> [Work to be completed]: Output each entry verbatim and exclude every picture from it.

> [Supplied data]:
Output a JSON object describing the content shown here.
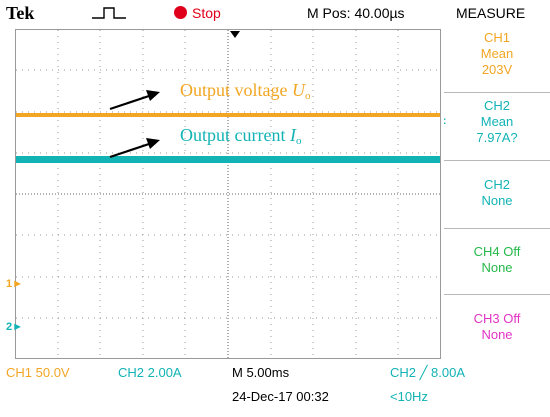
{
  "header": {
    "brand": "Tek",
    "run_state": "Stop",
    "position": "M Pos: 40.00µs",
    "menu_title": "MEASURE"
  },
  "colors": {
    "ch1": "#f2a623",
    "ch2": "#12b3b5",
    "ch3": "#e234c5",
    "ch4": "#25b84a",
    "stop": "#e0001b"
  },
  "measure_menu": [
    {
      "lines": [
        "CH1",
        "Mean",
        "203V"
      ],
      "color": "ch1"
    },
    {
      "lines": [
        "CH2",
        "Mean",
        "7.97A?"
      ],
      "color": "ch2"
    },
    {
      "lines": [
        "CH2",
        "None"
      ],
      "color": "ch2"
    },
    {
      "lines": [
        "CH4 Off",
        "None"
      ],
      "color": "ch4"
    },
    {
      "lines": [
        "CH3 Off",
        "None"
      ],
      "color": "ch3"
    }
  ],
  "annotations": {
    "voltage": {
      "text": "Output voltage ",
      "symbol": "U",
      "sub": "o"
    },
    "current": {
      "text": "Output current ",
      "symbol": "I",
      "sub": "o"
    }
  },
  "markers": {
    "ch1": "1",
    "ch2": "2"
  },
  "status": {
    "ch1_scale": "CH1  50.0V",
    "ch2_scale": "CH2  2.00A",
    "timebase": "M 5.00ms",
    "trigger": "CH2 ╱ 8.00A",
    "date": "24-Dec-17 00:32",
    "freq": "<10Hz"
  }
}
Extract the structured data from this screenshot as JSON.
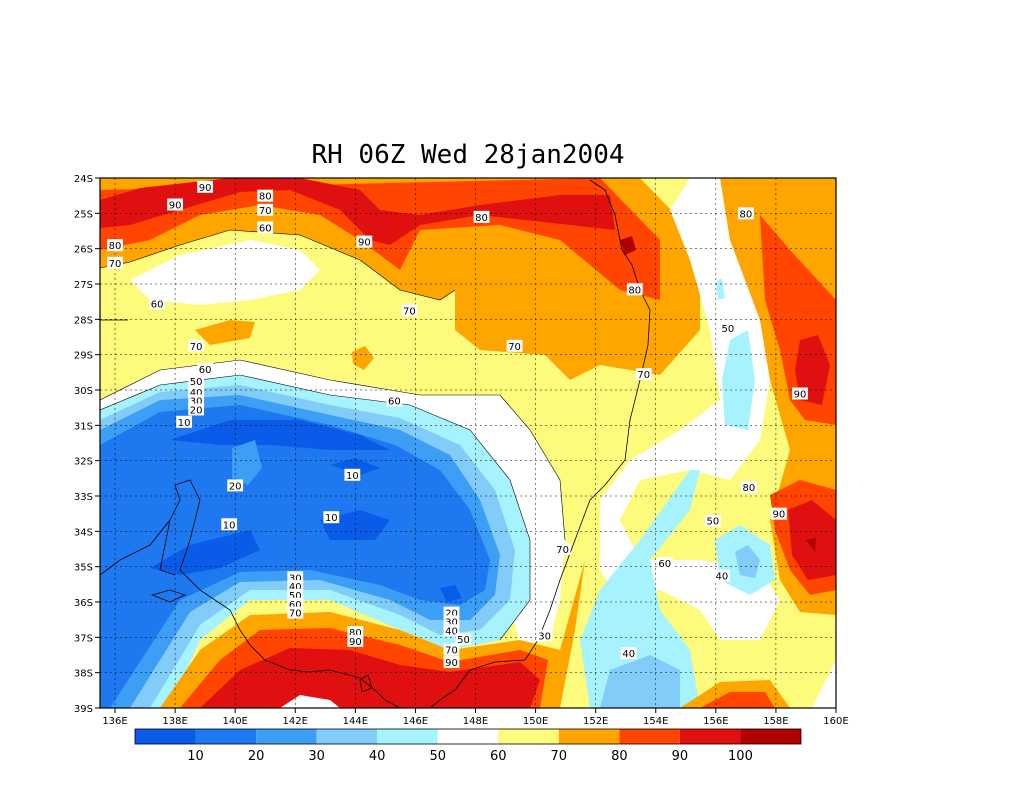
{
  "title": "RH 06Z Wed 28jan2004",
  "chart_data": {
    "type": "heatmap",
    "variable": "RH",
    "title": "RH 06Z Wed 28jan2004",
    "xlim": [
      135.5,
      160
    ],
    "ylim": [
      -39,
      -24
    ],
    "x_ticks": [
      {
        "value": 136,
        "label": "136E"
      },
      {
        "value": 138,
        "label": "138E"
      },
      {
        "value": 140,
        "label": "140E"
      },
      {
        "value": 142,
        "label": "142E"
      },
      {
        "value": 144,
        "label": "144E"
      },
      {
        "value": 146,
        "label": "146E"
      },
      {
        "value": 148,
        "label": "148E"
      },
      {
        "value": 150,
        "label": "150E"
      },
      {
        "value": 152,
        "label": "152E"
      },
      {
        "value": 154,
        "label": "154E"
      },
      {
        "value": 156,
        "label": "156E"
      },
      {
        "value": 158,
        "label": "158E"
      },
      {
        "value": 160,
        "label": "160E"
      }
    ],
    "y_ticks": [
      {
        "value": -24,
        "label": "24S"
      },
      {
        "value": -25,
        "label": "25S"
      },
      {
        "value": -26,
        "label": "26S"
      },
      {
        "value": -27,
        "label": "27S"
      },
      {
        "value": -28,
        "label": "28S"
      },
      {
        "value": -29,
        "label": "29S"
      },
      {
        "value": -30,
        "label": "30S"
      },
      {
        "value": -31,
        "label": "31S"
      },
      {
        "value": -32,
        "label": "32S"
      },
      {
        "value": -33,
        "label": "33S"
      },
      {
        "value": -34,
        "label": "34S"
      },
      {
        "value": -35,
        "label": "35S"
      },
      {
        "value": -36,
        "label": "36S"
      },
      {
        "value": -37,
        "label": "37S"
      },
      {
        "value": -38,
        "label": "38S"
      },
      {
        "value": -39,
        "label": "39S"
      }
    ],
    "grid": true,
    "colorbar": {
      "colors": [
        "#0a5ce8",
        "#1e78f0",
        "#3c9ef5",
        "#82ccfa",
        "#a6f3ff",
        "#ffffff",
        "#fdfb7c",
        "#ffa500",
        "#ff4500",
        "#e01010",
        "#b00000"
      ],
      "labels": [
        "10",
        "20",
        "30",
        "40",
        "50",
        "60",
        "70",
        "80",
        "90",
        "100"
      ]
    },
    "contour_labels": [
      {
        "text": "90",
        "lon": 139.0,
        "lat": -24.25
      },
      {
        "text": "90",
        "lon": 138.0,
        "lat": -24.75
      },
      {
        "text": "80",
        "lon": 141.0,
        "lat": -24.5
      },
      {
        "text": "70",
        "lon": 141.0,
        "lat": -24.9
      },
      {
        "text": "60",
        "lon": 141.0,
        "lat": -25.4
      },
      {
        "text": "80",
        "lon": 136.0,
        "lat": -25.9
      },
      {
        "text": "70",
        "lon": 136.0,
        "lat": -26.4
      },
      {
        "text": "90",
        "lon": 144.3,
        "lat": -25.8
      },
      {
        "text": "80",
        "lon": 148.2,
        "lat": -25.1
      },
      {
        "text": "80",
        "lon": 157.0,
        "lat": -25.0
      },
      {
        "text": "60",
        "lon": 137.4,
        "lat": -27.55
      },
      {
        "text": "70",
        "lon": 145.8,
        "lat": -27.75
      },
      {
        "text": "80",
        "lon": 153.3,
        "lat": -27.15
      },
      {
        "text": "50",
        "lon": 156.4,
        "lat": -28.25
      },
      {
        "text": "70",
        "lon": 138.7,
        "lat": -28.75
      },
      {
        "text": "70",
        "lon": 149.3,
        "lat": -28.75
      },
      {
        "text": "70",
        "lon": 153.6,
        "lat": -29.55
      },
      {
        "text": "90",
        "lon": 158.8,
        "lat": -30.1
      },
      {
        "text": "60",
        "lon": 139.0,
        "lat": -29.4
      },
      {
        "text": "50",
        "lon": 138.7,
        "lat": -29.75
      },
      {
        "text": "40",
        "lon": 138.7,
        "lat": -30.05
      },
      {
        "text": "30",
        "lon": 138.7,
        "lat": -30.3
      },
      {
        "text": "20",
        "lon": 138.7,
        "lat": -30.55
      },
      {
        "text": "10",
        "lon": 138.3,
        "lat": -30.9
      },
      {
        "text": "60",
        "lon": 145.3,
        "lat": -30.3
      },
      {
        "text": "20",
        "lon": 140.0,
        "lat": -32.7
      },
      {
        "text": "10",
        "lon": 143.9,
        "lat": -32.4
      },
      {
        "text": "10",
        "lon": 139.8,
        "lat": -33.8
      },
      {
        "text": "10",
        "lon": 143.2,
        "lat": -33.6
      },
      {
        "text": "80",
        "lon": 157.1,
        "lat": -32.75
      },
      {
        "text": "90",
        "lon": 158.1,
        "lat": -33.5
      },
      {
        "text": "50",
        "lon": 155.9,
        "lat": -33.7
      },
      {
        "text": "70",
        "lon": 150.9,
        "lat": -34.5
      },
      {
        "text": "60",
        "lon": 154.3,
        "lat": -34.9
      },
      {
        "text": "40",
        "lon": 156.2,
        "lat": -35.25
      },
      {
        "text": "30",
        "lon": 142.0,
        "lat": -35.3
      },
      {
        "text": "40",
        "lon": 142.0,
        "lat": -35.55
      },
      {
        "text": "50",
        "lon": 142.0,
        "lat": -35.8
      },
      {
        "text": "60",
        "lon": 142.0,
        "lat": -36.05
      },
      {
        "text": "70",
        "lon": 142.0,
        "lat": -36.3
      },
      {
        "text": "20",
        "lon": 147.2,
        "lat": -36.3
      },
      {
        "text": "30",
        "lon": 147.2,
        "lat": -36.55
      },
      {
        "text": "40",
        "lon": 147.2,
        "lat": -36.8
      },
      {
        "text": "50",
        "lon": 147.6,
        "lat": -37.05
      },
      {
        "text": "70",
        "lon": 147.2,
        "lat": -37.35
      },
      {
        "text": "90",
        "lon": 147.2,
        "lat": -37.7
      },
      {
        "text": "80",
        "lon": 144.0,
        "lat": -36.85
      },
      {
        "text": "90",
        "lon": 144.0,
        "lat": -37.1
      },
      {
        "text": "30",
        "lon": 150.3,
        "lat": -36.95
      },
      {
        "text": "40",
        "lon": 153.1,
        "lat": -37.45
      }
    ]
  }
}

> [Task answer]:
Output a JSON object describing the content shown here.
{
  "header": {
    "brand": "Tek",
    "run_state": "Stop",
    "position": "M Pos: 40.00µs",
    "menu_title": "MEASURE"
  },
  "colors": {
    "ch1": "#f2a623",
    "ch2": "#12b3b5",
    "ch3": "#e234c5",
    "ch4": "#25b84a",
    "stop": "#e0001b"
  },
  "measure_menu": [
    {
      "lines": [
        "CH1",
        "Mean",
        "203V"
      ],
      "color": "ch1"
    },
    {
      "lines": [
        "CH2",
        "Mean",
        "7.97A?"
      ],
      "color": "ch2"
    },
    {
      "lines": [
        "CH2",
        "None"
      ],
      "color": "ch2"
    },
    {
      "lines": [
        "CH4 Off",
        "None"
      ],
      "color": "ch4"
    },
    {
      "lines": [
        "CH3 Off",
        "None"
      ],
      "color": "ch3"
    }
  ],
  "annotations": {
    "voltage": {
      "text": "Output voltage ",
      "symbol": "U",
      "sub": "o"
    },
    "current": {
      "text": "Output current ",
      "symbol": "I",
      "sub": "o"
    }
  },
  "markers": {
    "ch1": "1",
    "ch2": "2"
  },
  "status": {
    "ch1_scale": "CH1  50.0V",
    "ch2_scale": "CH2  2.00A",
    "timebase": "M 5.00ms",
    "trigger": "CH2 ╱ 8.00A",
    "date": "24-Dec-17 00:32",
    "freq": "<10Hz"
  }
}
Extract the structured data from this screenshot as JSON.
{
  "title": "RH 06Z Wed 28jan2004",
  "chart_data": {
    "type": "heatmap",
    "variable": "RH",
    "title": "RH 06Z Wed 28jan2004",
    "xlim": [
      135.5,
      160
    ],
    "ylim": [
      -39,
      -24
    ],
    "x_ticks": [
      {
        "value": 136,
        "label": "136E"
      },
      {
        "value": 138,
        "label": "138E"
      },
      {
        "value": 140,
        "label": "140E"
      },
      {
        "value": 142,
        "label": "142E"
      },
      {
        "value": 144,
        "label": "144E"
      },
      {
        "value": 146,
        "label": "146E"
      },
      {
        "value": 148,
        "label": "148E"
      },
      {
        "value": 150,
        "label": "150E"
      },
      {
        "value": 152,
        "label": "152E"
      },
      {
        "value": 154,
        "label": "154E"
      },
      {
        "value": 156,
        "label": "156E"
      },
      {
        "value": 158,
        "label": "158E"
      },
      {
        "value": 160,
        "label": "160E"
      }
    ],
    "y_ticks": [
      {
        "value": -24,
        "label": "24S"
      },
      {
        "value": -25,
        "label": "25S"
      },
      {
        "value": -26,
        "label": "26S"
      },
      {
        "value": -27,
        "label": "27S"
      },
      {
        "value": -28,
        "label": "28S"
      },
      {
        "value": -29,
        "label": "29S"
      },
      {
        "value": -30,
        "label": "30S"
      },
      {
        "value": -31,
        "label": "31S"
      },
      {
        "value": -32,
        "label": "32S"
      },
      {
        "value": -33,
        "label": "33S"
      },
      {
        "value": -34,
        "label": "34S"
      },
      {
        "value": -35,
        "label": "35S"
      },
      {
        "value": -36,
        "label": "36S"
      },
      {
        "value": -37,
        "label": "37S"
      },
      {
        "value": -38,
        "label": "38S"
      },
      {
        "value": -39,
        "label": "39S"
      }
    ],
    "grid": true,
    "colorbar": {
      "colors": [
        "#0a5ce8",
        "#1e78f0",
        "#3c9ef5",
        "#82ccfa",
        "#a6f3ff",
        "#ffffff",
        "#fdfb7c",
        "#ffa500",
        "#ff4500",
        "#e01010",
        "#b00000"
      ],
      "labels": [
        "10",
        "20",
        "30",
        "40",
        "50",
        "60",
        "70",
        "80",
        "90",
        "100"
      ]
    },
    "contour_labels": [
      {
        "text": "90",
        "lon": 139.0,
        "lat": -24.25
      },
      {
        "text": "90",
        "lon": 138.0,
        "lat": -24.75
      },
      {
        "text": "80",
        "lon": 141.0,
        "lat": -24.5
      },
      {
        "text": "70",
        "lon": 141.0,
        "lat": -24.9
      },
      {
        "text": "60",
        "lon": 141.0,
        "lat": -25.4
      },
      {
        "text": "80",
        "lon": 136.0,
        "lat": -25.9
      },
      {
        "text": "70",
        "lon": 136.0,
        "lat": -26.4
      },
      {
        "text": "90",
        "lon": 144.3,
        "lat": -25.8
      },
      {
        "text": "80",
        "lon": 148.2,
        "lat": -25.1
      },
      {
        "text": "80",
        "lon": 157.0,
        "lat": -25.0
      },
      {
        "text": "60",
        "lon": 137.4,
        "lat": -27.55
      },
      {
        "text": "70",
        "lon": 145.8,
        "lat": -27.75
      },
      {
        "text": "80",
        "lon": 153.3,
        "lat": -27.15
      },
      {
        "text": "50",
        "lon": 156.4,
        "lat": -28.25
      },
      {
        "text": "70",
        "lon": 138.7,
        "lat": -28.75
      },
      {
        "text": "70",
        "lon": 149.3,
        "lat": -28.75
      },
      {
        "text": "70",
        "lon": 153.6,
        "lat": -29.55
      },
      {
        "text": "90",
        "lon": 158.8,
        "lat": -30.1
      },
      {
        "text": "60",
        "lon": 139.0,
        "lat": -29.4
      },
      {
        "text": "50",
        "lon": 138.7,
        "lat": -29.75
      },
      {
        "text": "40",
        "lon": 138.7,
        "lat": -30.05
      },
      {
        "text": "30",
        "lon": 138.7,
        "lat": -30.3
      },
      {
        "text": "20",
        "lon": 138.7,
        "lat": -30.55
      },
      {
        "text": "10",
        "lon": 138.3,
        "lat": -30.9
      },
      {
        "text": "60",
        "lon": 145.3,
        "lat": -30.3
      },
      {
        "text": "20",
        "lon": 140.0,
        "lat": -32.7
      },
      {
        "text": "10",
        "lon": 143.9,
        "lat": -32.4
      },
      {
        "text": "10",
        "lon": 139.8,
        "lat": -33.8
      },
      {
        "text": "10",
        "lon": 143.2,
        "lat": -33.6
      },
      {
        "text": "80",
        "lon": 157.1,
        "lat": -32.75
      },
      {
        "text": "90",
        "lon": 158.1,
        "lat": -33.5
      },
      {
        "text": "50",
        "lon": 155.9,
        "lat": -33.7
      },
      {
        "text": "70",
        "lon": 150.9,
        "lat": -34.5
      },
      {
        "text": "60",
        "lon": 154.3,
        "lat": -34.9
      },
      {
        "text": "40",
        "lon": 156.2,
        "lat": -35.25
      },
      {
        "text": "30",
        "lon": 142.0,
        "lat": -35.3
      },
      {
        "text": "40",
        "lon": 142.0,
        "lat": -35.55
      },
      {
        "text": "50",
        "lon": 142.0,
        "lat": -35.8
      },
      {
        "text": "60",
        "lon": 142.0,
        "lat": -36.05
      },
      {
        "text": "70",
        "lon": 142.0,
        "lat": -36.3
      },
      {
        "text": "20",
        "lon": 147.2,
        "lat": -36.3
      },
      {
        "text": "30",
        "lon": 147.2,
        "lat": -36.55
      },
      {
        "text": "40",
        "lon": 147.2,
        "lat": -36.8
      },
      {
        "text": "50",
        "lon": 147.6,
        "lat": -37.05
      },
      {
        "text": "70",
        "lon": 147.2,
        "lat": -37.35
      },
      {
        "text": "90",
        "lon": 147.2,
        "lat": -37.7
      },
      {
        "text": "80",
        "lon": 144.0,
        "lat": -36.85
      },
      {
        "text": "90",
        "lon": 144.0,
        "lat": -37.1
      },
      {
        "text": "30",
        "lon": 150.3,
        "lat": -36.95
      },
      {
        "text": "40",
        "lon": 153.1,
        "lat": -37.45
      }
    ]
  }
}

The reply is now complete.